--- BEGIN SOURCE TEXT ---
Reputation: 1235
We have a Python data pipeline that run in our server. It grab data from various sources, aggregate and write data to sqlite databases. The daily runtime is just 1 hours and network maybe 100mb at most. What are our options to migrate this to Google Cloud? We would like to have more reliable scheduling, cloud database and better data analytics options from the data (powerful dashboard and visualization) and easy development. Should we go with serverless or server? Is the pricing free for such low usage?
Upvotes: 0
Views: 225
Reputation: 2113
In Google Cloud Platform BigQuery is great serverless choice - you can start small and grow over time.
With partitioning, cluster and other improvements, we've been successfully using it with UI (4-8k queries per day) with most queries completing under second.
You can also get all data seamlessly ingested from the various sources with millions of files per day to one or many tables with BqTail
Upvotes: 0
Reputation: 75715
There is several requirement to take care before migrating like: Is all your datasources are reachable by a cloud platform?
About the storage and analytics, BigQuery is an amazing product, and work very well with denormalized data. Is your data can be denormalized? Is your job required transactional capabilities?
Is your data need to be requested on website? BigQuery is powerful for analytics but there is about 1s of query warming, not acceptable on website. It's not like CLoud SQL (MySQL or PostgreSQL) response time which is in millis, but limited to some TB (and having good response time with TB in Cloud SQL is a challenge!)
If it's only for dashboarding, you can use Datastudio, it's free and you can cache your BigQuery data with BI-Engine for more responsive dashboards.
If all of this requirements works for you, and if your datasources are publicly accessible on internet (I mean no VPN requirement for accessing them), I can propose you a full serverless solution. This solution is a side use of Google Cloud Service, and that works well!
I wrote an article on similar use and you can take inspiration on it. Cloud Build allows you to run CI pipeline, and you can use Custom Builder: it's a container that you build yourself and that you can run on Cloud Build.
By the way,
Out of BigQuery cost, this pattern cost 0! you have 120 free minutes per day (per billing account) with Cloud Build, Cloud Scheduler is free (up to 3 scheduler per billing account) and Cloud Function/Cloud Run have a huge free tier (here only run some milliseconds).
Streaming to BigQuery is not free but affordable. Half of cent for 100Mb!!
--- END SOURCE TEXT ---
--- BEGIN GIVEN INFORMATION ---
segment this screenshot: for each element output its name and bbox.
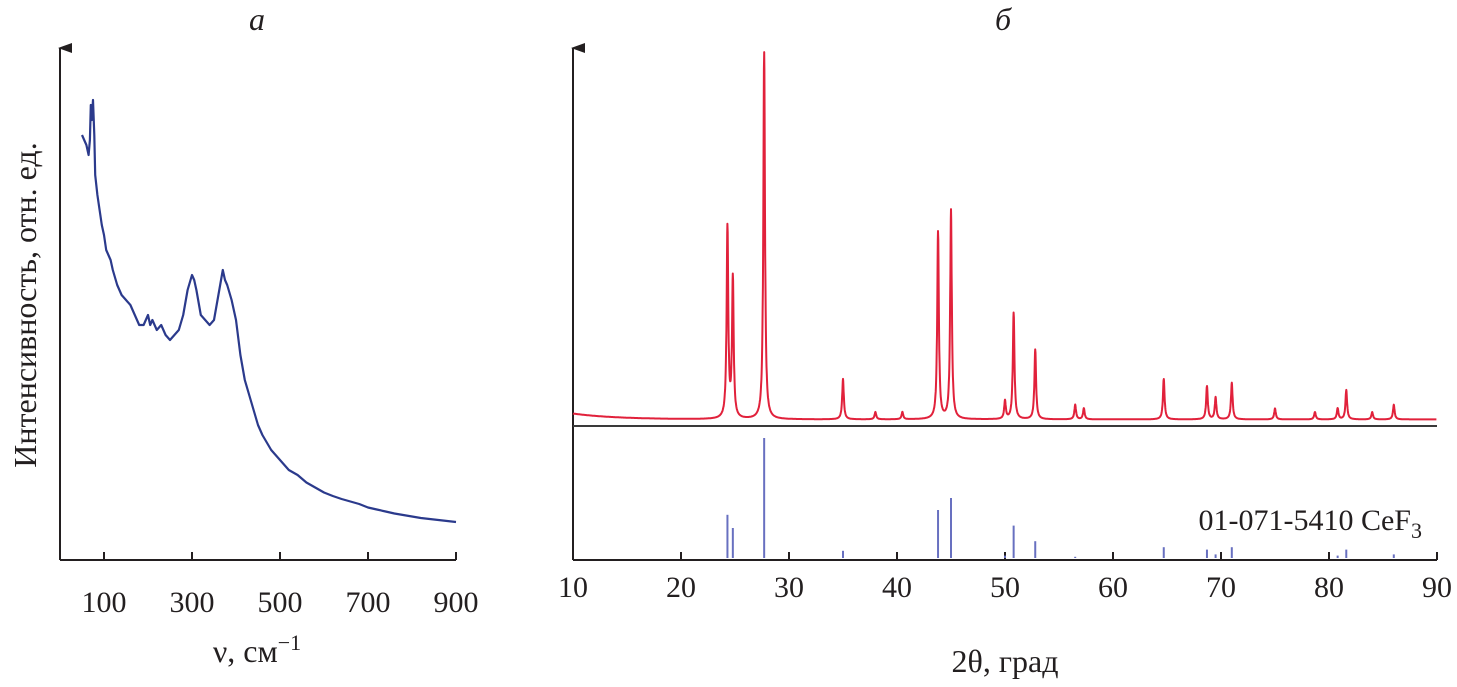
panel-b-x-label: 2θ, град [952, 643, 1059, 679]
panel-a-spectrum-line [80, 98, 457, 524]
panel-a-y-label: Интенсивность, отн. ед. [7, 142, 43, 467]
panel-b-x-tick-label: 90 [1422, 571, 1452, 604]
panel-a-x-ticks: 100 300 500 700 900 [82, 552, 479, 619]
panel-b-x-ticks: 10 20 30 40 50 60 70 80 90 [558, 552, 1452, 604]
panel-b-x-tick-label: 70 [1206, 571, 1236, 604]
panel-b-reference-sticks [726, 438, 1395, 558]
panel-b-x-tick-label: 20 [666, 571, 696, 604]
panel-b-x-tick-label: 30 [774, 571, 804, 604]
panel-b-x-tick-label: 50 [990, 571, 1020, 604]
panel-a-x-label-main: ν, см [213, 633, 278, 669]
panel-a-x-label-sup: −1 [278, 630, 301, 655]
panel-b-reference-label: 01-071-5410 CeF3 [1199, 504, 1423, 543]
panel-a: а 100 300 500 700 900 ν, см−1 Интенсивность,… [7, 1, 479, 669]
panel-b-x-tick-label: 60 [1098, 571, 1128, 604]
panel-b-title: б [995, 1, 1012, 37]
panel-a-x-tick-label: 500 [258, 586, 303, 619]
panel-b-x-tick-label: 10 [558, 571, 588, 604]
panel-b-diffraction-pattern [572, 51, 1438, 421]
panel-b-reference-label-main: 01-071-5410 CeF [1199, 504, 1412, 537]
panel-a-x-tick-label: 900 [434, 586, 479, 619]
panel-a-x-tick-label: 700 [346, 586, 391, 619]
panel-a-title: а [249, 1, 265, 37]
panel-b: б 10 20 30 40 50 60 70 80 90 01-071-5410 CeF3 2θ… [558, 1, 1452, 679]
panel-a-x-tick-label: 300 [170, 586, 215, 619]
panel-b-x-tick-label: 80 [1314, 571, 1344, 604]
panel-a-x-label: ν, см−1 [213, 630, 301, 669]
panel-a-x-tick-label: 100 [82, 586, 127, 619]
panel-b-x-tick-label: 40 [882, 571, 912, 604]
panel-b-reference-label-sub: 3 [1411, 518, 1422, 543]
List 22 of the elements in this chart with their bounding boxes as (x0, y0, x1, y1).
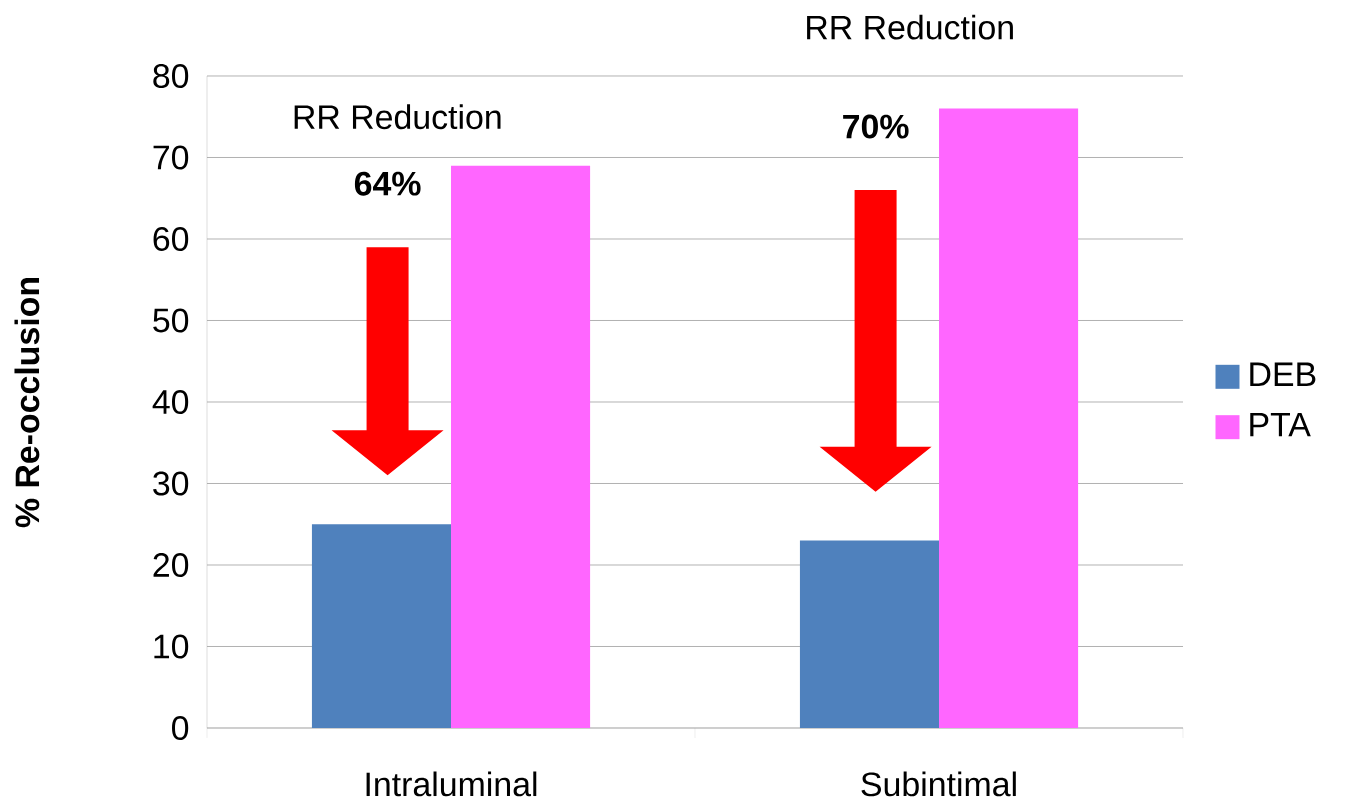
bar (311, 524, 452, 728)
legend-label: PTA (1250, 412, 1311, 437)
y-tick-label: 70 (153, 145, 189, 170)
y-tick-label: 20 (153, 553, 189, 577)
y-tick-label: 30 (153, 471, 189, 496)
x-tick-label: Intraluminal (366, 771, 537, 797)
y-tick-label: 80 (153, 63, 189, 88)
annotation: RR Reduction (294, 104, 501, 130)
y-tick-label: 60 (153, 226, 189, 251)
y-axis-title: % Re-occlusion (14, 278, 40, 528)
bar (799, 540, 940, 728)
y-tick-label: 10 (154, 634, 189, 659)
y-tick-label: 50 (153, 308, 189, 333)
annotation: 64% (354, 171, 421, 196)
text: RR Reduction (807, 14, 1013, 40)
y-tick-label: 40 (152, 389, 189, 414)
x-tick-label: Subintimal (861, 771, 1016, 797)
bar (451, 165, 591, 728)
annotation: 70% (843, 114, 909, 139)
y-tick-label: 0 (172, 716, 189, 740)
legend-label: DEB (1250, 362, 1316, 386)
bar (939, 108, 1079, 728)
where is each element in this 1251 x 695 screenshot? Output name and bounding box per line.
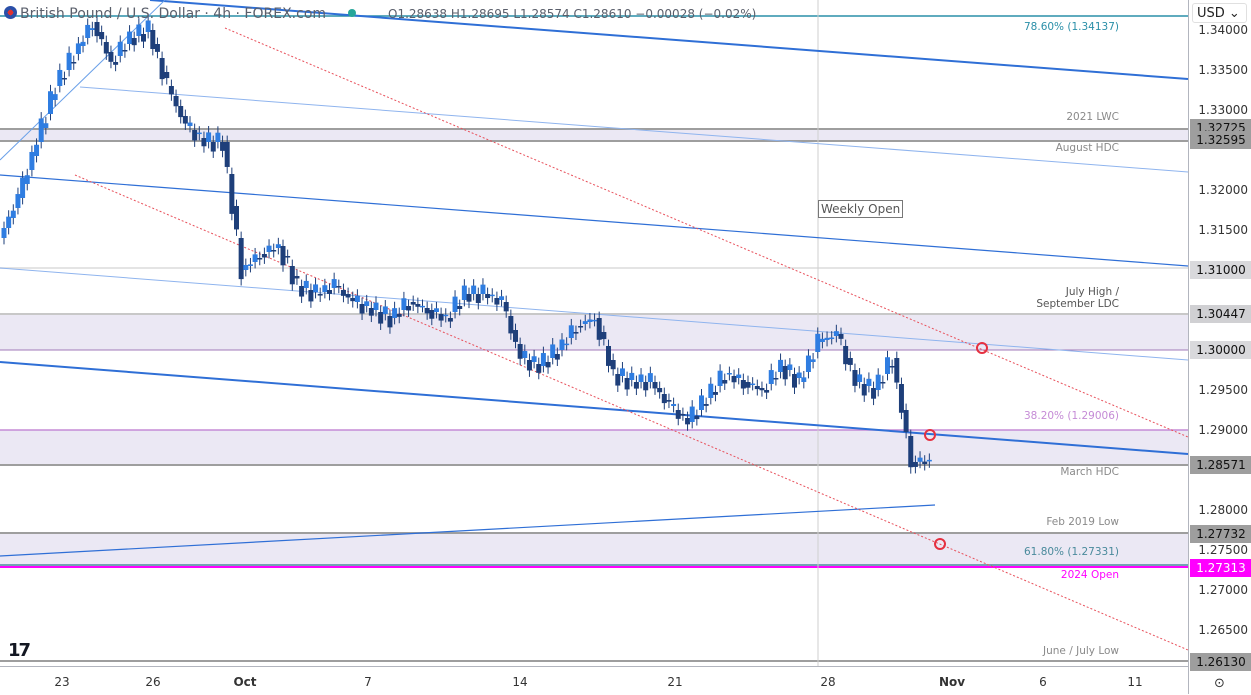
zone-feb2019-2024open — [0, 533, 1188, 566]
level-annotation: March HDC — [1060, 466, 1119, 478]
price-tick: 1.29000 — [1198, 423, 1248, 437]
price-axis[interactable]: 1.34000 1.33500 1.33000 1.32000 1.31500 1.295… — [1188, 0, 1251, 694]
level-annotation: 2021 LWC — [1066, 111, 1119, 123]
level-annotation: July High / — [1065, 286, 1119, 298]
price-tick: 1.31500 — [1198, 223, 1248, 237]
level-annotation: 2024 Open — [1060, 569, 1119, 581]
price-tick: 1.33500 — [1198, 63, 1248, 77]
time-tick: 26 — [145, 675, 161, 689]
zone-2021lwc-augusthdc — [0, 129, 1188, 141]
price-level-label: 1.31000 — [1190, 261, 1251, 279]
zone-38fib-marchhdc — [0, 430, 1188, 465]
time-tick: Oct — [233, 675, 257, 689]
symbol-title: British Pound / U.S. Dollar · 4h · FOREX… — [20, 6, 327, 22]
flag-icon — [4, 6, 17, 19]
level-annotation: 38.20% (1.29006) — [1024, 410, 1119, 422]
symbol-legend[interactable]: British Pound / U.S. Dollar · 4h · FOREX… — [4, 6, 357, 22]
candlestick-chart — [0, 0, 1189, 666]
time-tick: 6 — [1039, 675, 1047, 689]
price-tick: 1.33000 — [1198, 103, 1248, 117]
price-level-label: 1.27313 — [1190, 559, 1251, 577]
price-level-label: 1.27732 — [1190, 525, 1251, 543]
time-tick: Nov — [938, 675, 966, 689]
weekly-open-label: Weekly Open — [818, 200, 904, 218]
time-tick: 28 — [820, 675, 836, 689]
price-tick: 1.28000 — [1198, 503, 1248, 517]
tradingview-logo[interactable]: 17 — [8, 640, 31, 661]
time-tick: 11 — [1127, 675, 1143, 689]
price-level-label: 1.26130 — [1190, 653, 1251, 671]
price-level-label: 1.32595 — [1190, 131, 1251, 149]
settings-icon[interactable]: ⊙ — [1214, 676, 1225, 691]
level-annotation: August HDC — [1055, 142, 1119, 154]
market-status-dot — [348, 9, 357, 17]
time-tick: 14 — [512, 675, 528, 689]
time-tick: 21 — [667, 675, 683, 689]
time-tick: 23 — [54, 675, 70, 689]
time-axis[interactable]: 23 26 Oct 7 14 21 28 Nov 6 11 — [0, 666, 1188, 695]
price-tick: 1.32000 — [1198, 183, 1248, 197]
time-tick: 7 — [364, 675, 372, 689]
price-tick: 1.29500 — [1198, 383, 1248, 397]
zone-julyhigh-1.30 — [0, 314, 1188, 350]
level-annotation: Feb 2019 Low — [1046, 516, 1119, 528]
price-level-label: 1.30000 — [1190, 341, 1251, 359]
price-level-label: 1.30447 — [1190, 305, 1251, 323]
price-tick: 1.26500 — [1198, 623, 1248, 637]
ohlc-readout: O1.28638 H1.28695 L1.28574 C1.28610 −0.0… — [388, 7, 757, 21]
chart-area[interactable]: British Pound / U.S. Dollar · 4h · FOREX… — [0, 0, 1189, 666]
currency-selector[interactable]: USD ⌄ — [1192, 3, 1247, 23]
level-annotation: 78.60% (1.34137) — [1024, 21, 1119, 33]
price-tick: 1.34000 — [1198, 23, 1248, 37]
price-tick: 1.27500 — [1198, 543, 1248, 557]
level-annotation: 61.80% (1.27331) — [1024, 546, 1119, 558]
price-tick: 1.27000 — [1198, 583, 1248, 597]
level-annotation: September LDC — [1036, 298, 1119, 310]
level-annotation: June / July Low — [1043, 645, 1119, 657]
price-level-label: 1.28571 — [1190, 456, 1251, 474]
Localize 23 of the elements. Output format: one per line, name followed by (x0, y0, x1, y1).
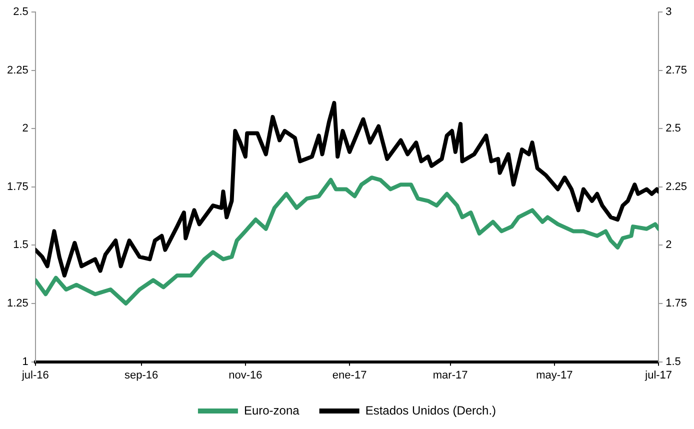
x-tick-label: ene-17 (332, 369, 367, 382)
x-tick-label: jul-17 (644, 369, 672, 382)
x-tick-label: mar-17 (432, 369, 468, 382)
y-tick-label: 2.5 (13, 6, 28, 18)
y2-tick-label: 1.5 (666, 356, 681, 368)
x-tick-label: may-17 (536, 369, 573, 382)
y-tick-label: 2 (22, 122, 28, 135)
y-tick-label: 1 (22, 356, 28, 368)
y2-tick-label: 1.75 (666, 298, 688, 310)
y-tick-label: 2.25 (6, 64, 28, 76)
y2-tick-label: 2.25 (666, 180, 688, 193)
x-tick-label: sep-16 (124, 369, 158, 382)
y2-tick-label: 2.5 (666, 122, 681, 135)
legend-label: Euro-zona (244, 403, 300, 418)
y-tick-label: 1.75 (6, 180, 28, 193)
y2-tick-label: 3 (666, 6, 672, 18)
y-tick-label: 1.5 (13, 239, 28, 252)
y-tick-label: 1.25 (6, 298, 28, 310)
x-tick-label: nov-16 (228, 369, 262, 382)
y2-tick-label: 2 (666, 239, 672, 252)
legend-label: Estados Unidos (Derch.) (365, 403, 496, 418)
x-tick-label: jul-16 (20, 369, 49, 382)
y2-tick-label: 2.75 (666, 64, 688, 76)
--- END GIVEN INFORMATION ---
WRITTEN TASKS:
1. Please rewrite the paragraph in the Google Cloud migration thread that begins "Out of BigQuery cost" as a short bulleted list, keeping its main facts.
2. Write the next part of the Google Cloud migration thread, continuing from its last line.
These entries have no connection to the Google Cloud migration thread.

RESPONSES TO THE EXERCISE:
1.
- Apart from BigQuery costs, this pattern costs nothing.
- Cloud Build gives 120 free minutes per day per billing account.
- Cloud Scheduler is free for up to 3 schedulers per billing account.
- Cloud Function and Cloud Run have a large free tier, and here they run for only a few milliseconds.

2.
Note: Cloud Run will propose, a day, long running jobs. By the way you could reuse your Cloud Builder container into Cloud Run when the feature will be released. Today, I propose a workaround of this
Upvotes: 1
Reputation: 1917
GCP on a shoestring budget: Google Gives you $300 to spend for first 12 months and there are some services which gives you free usage per month: https://cloud.google.com/free/docs/gcp-free-tier
For example:
You can use BigQuery free-of-charge 1 TB of querying per month and 10 GB of storage each month.
Here's an excellent video on making the most of out of GCP Free tiers: https://www.youtube.com/watch?v=N2OG1w6bGFo&t=818s
Approach to migration:
When moving to cloud you typically choose from one of the following approaches:
1) Rehost (lift-and-shift) no modification to code or architecture
2) Replatform - with minor modifications to code
3) Refactor - with modifications to code and architecture
Obviously you'll get the most cloud benefits (i.e. performance and cost efficiency) with option 3 but it will take longer whereas option 1 is quicker with least amount of benefits.
You can use Cloud Composer for scheduling which is effectively managed apache airflow service. It will allow you to manage batch, streaming and schedule tasks.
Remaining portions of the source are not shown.